§ **PASSAGE**
Aug 09, 2005 04:36 AM
by W.Dallas TenBroeck


8/9/2005 2:55 AM

Dear Cass

Who wrote this (was it Velikovsky ? and Where?) excellent critique that
reveals how much modern claimants to knowledge have culled from the ancients
and failed to give them credit?

At least we can say after reading HPB's works that she failed in that.

I have always admired the Velikovsky books.

Dallas
 

=======================================

-----Original Message-----
From: Cass Silva
Sent: Sunday, August 07, 2005 11:33 PM
To: 
Subject: Velikovksy's P 2


My Challenge to Conventional Views in Science 

 

“Books written about the solar system before the advent of the space age
could as well have been written in Latin or Greek, so dated do they appear
to a contemporary reader.”

Zdenek Kopal - THE SOLAR SYSTEM (Oxford University Press, 1973)


======================================



“In my published books, notwithstanding often repeated allegations, no
physical law is ever abrogated or “temporarily suspended”; what I offered in
them is primarily a reconstruction of events from the historical past. 


Thus I did not set out to confront the existing views with a theory or
hypothesis and to develop it into a competing system. 


My work is first a reconstruction, not a theory; it is built upon studying
the human testimony as preserved in the heritage of all ancient
civilizations—all of them in texts bequeathed beginning with the time man
learned to write, tell in various forms the very same narrative that the
trained eye of a psychoanalyst could not but recognize as so many variants
of the same theme.

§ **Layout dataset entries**
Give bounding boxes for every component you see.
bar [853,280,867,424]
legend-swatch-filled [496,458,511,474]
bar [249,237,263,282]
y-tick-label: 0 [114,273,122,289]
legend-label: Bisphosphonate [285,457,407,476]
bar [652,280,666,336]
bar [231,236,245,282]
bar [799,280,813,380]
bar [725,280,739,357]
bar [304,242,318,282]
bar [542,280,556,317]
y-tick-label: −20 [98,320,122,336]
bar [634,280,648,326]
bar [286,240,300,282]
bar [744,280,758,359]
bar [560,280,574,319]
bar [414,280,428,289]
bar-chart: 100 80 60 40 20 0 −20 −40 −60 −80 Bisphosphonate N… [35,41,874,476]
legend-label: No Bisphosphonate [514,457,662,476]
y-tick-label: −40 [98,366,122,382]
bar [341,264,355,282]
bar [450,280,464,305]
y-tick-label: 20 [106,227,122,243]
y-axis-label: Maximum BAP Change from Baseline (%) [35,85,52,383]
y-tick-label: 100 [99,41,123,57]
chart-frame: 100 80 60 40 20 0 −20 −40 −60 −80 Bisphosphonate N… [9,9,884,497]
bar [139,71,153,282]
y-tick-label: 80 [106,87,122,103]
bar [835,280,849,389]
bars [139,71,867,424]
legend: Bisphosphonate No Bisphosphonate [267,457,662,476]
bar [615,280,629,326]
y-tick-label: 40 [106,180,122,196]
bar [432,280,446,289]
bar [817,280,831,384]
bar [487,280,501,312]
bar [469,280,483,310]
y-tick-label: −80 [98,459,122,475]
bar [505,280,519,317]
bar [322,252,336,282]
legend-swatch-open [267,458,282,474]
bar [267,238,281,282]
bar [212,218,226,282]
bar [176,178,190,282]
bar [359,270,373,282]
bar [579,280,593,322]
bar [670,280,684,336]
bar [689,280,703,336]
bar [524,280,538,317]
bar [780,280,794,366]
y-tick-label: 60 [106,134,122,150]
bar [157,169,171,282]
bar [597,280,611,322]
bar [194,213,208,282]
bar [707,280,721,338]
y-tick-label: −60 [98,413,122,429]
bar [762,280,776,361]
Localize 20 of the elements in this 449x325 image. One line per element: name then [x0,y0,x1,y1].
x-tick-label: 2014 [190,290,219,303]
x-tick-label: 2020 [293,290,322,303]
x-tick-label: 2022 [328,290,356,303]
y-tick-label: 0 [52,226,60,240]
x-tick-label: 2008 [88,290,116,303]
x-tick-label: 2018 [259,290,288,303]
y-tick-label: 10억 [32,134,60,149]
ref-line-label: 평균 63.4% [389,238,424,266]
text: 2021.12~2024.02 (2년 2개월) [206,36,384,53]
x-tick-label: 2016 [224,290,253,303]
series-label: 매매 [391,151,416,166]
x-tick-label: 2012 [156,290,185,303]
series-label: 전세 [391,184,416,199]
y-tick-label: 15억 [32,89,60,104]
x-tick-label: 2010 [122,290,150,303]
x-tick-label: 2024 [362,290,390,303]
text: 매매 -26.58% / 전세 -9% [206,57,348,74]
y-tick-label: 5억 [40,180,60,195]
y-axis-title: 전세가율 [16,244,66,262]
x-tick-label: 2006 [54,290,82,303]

* * *

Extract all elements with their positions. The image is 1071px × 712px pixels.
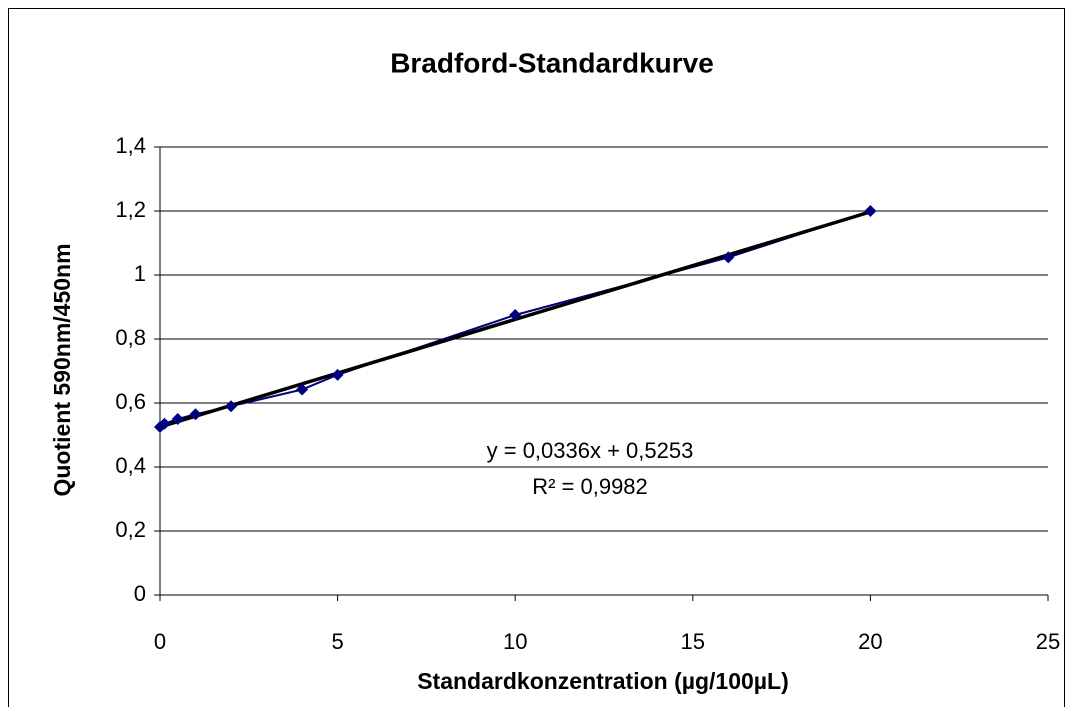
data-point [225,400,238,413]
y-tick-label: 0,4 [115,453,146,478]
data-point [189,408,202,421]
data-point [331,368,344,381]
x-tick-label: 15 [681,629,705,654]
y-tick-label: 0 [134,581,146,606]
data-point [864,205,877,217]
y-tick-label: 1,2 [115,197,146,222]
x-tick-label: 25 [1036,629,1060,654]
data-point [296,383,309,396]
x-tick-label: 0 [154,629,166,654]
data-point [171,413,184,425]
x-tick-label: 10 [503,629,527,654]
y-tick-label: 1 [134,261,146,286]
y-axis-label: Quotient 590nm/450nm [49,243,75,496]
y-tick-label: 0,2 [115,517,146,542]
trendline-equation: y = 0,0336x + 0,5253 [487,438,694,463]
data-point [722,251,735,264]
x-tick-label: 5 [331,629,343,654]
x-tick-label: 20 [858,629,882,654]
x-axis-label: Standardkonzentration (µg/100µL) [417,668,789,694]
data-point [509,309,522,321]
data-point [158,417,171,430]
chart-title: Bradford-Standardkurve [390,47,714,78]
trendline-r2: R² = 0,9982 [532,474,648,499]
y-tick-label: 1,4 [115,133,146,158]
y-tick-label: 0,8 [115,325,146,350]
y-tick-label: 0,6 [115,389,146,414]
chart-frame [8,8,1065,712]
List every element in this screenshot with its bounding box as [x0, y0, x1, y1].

§ **WHAT YOU SHOULD DO**
Summarize the email exchange in three sentences.

§ **COMPLETE OUTPUT**
Dallas TenBroeck asks Cass who wrote the critique, possibly Velikovsky, that reveals how much modern claimants to knowledge have taken from the ancients without giving them credit, and adds that he has always admired the Velikovsky books. The forwarded message from Cass Silva, titled "My Challenge to Conventional Views in Science," opens with a Zdenek Kopal quotation saying that books on the solar system written before the space age now seem as dated as if written in Latin or Greek. Its author then states that no physical law is abrogated in the published books and that the work is a reconstruction of past events rather than a theory, built on the testimony of all ancient civilizations, whose texts tell variants of the same narrative.